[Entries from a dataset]
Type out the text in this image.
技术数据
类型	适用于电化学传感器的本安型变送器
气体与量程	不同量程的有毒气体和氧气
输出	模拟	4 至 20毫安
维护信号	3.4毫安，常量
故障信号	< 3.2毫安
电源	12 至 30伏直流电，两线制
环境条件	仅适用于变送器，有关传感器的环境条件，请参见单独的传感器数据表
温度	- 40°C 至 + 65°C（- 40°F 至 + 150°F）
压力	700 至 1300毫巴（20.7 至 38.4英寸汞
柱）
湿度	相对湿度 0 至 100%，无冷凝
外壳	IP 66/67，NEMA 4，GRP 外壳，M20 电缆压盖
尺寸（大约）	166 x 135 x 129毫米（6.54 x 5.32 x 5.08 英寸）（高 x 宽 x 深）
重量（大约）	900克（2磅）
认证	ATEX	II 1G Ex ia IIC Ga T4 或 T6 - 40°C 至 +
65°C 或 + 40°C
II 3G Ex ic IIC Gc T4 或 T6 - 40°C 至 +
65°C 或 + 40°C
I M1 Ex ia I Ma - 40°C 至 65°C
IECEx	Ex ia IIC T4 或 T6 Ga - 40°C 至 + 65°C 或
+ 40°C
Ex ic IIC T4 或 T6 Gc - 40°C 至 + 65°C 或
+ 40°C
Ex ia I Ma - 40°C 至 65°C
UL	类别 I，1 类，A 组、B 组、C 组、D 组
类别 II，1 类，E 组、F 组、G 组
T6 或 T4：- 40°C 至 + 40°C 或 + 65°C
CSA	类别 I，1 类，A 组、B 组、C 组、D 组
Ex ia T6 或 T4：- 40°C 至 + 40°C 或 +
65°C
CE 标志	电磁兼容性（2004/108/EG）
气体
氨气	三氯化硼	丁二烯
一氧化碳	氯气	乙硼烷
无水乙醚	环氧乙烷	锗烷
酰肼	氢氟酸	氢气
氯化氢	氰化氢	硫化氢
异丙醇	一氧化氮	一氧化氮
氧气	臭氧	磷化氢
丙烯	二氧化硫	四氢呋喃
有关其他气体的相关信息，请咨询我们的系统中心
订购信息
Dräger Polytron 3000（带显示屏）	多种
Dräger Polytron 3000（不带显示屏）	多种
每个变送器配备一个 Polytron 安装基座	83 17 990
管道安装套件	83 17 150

WHAT TO WORK ON ::
Identify the lines in the entries above that contain "Polytron", then copy them out.

EXERCISE RESPONSE ::
Dräger Polytron 3000（带显示屏）	多种
Dräger Polytron 3000（不带显示屏）	多种
每个变送器配备一个 Polytron 安装基座	83 17 990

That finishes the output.